• _Written request_:
Copy everything in the listing below word for word, apart from any images.
— Start —
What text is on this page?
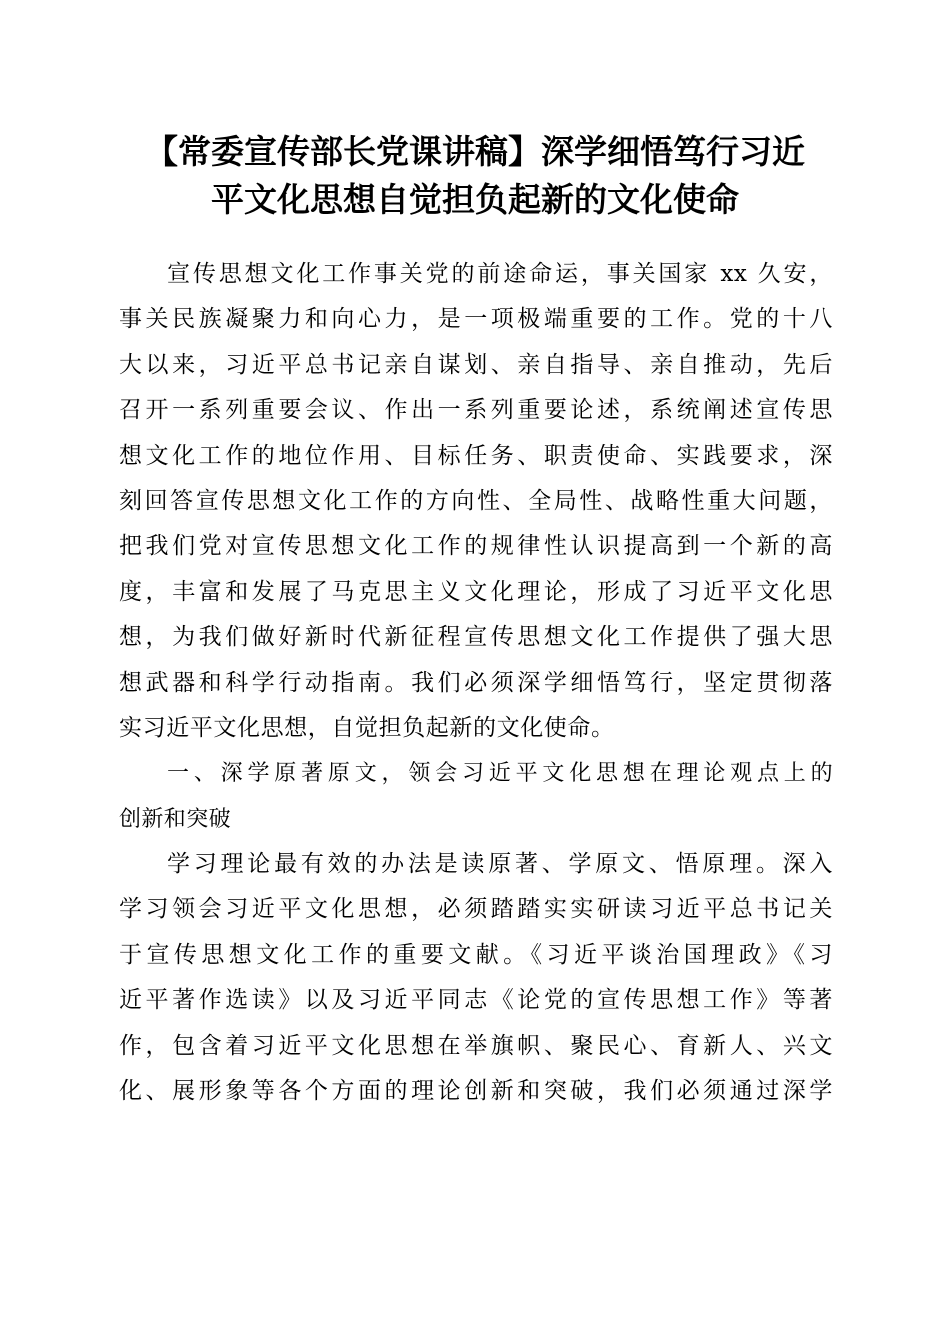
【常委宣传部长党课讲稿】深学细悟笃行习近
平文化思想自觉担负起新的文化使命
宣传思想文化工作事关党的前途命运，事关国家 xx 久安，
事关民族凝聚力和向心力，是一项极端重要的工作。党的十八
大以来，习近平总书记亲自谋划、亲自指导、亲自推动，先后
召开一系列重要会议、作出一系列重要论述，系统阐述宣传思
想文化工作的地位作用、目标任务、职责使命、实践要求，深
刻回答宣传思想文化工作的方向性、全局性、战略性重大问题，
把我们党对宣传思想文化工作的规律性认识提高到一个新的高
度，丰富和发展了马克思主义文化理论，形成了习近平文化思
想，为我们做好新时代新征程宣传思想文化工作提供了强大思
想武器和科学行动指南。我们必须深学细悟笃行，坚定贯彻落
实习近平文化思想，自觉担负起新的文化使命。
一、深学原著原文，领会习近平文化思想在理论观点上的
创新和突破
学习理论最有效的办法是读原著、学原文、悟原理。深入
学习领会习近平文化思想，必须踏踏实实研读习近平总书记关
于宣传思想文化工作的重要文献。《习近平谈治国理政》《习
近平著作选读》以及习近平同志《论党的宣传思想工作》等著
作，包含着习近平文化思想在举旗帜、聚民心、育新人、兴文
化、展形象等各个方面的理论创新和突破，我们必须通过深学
— End —
• _Solved problem_:
What text is on this page?
【常委宣传部长党课讲稿】深学细悟笃行习近
平文化思想自觉担负起新的文化使命
宣传思想文化工作事关党的前途命运，事关国家 xx 久安，
事关民族凝聚力和向心力，是一项极端重要的工作。党的十八
大以来，习近平总书记亲自谋划、亲自指导、亲自推动，先后
召开一系列重要会议、作出一系列重要论述，系统阐述宣传思
想文化工作的地位作用、目标任务、职责使命、实践要求，深
刻回答宣传思想文化工作的方向性、全局性、战略性重大问题，
把我们党对宣传思想文化工作的规律性认识提高到一个新的高
度，丰富和发展了马克思主义文化理论，形成了习近平文化思
想，为我们做好新时代新征程宣传思想文化工作提供了强大思
想武器和科学行动指南。我们必须深学细悟笃行，坚定贯彻落
实习近平文化思想，自觉担负起新的文化使命。
一、深学原著原文，领会习近平文化思想在理论观点上的
创新和突破
学习理论最有效的办法是读原著、学原文、悟原理。深入
学习领会习近平文化思想，必须踏踏实实研读习近平总书记关
于宣传思想文化工作的重要文献。《习近平谈治国理政》《习
近平著作选读》以及习近平同志《论党的宣传思想工作》等著
作，包含着习近平文化思想在举旗帜、聚民心、育新人、兴文
化、展形象等各个方面的理论创新和突破，我们必须通过深学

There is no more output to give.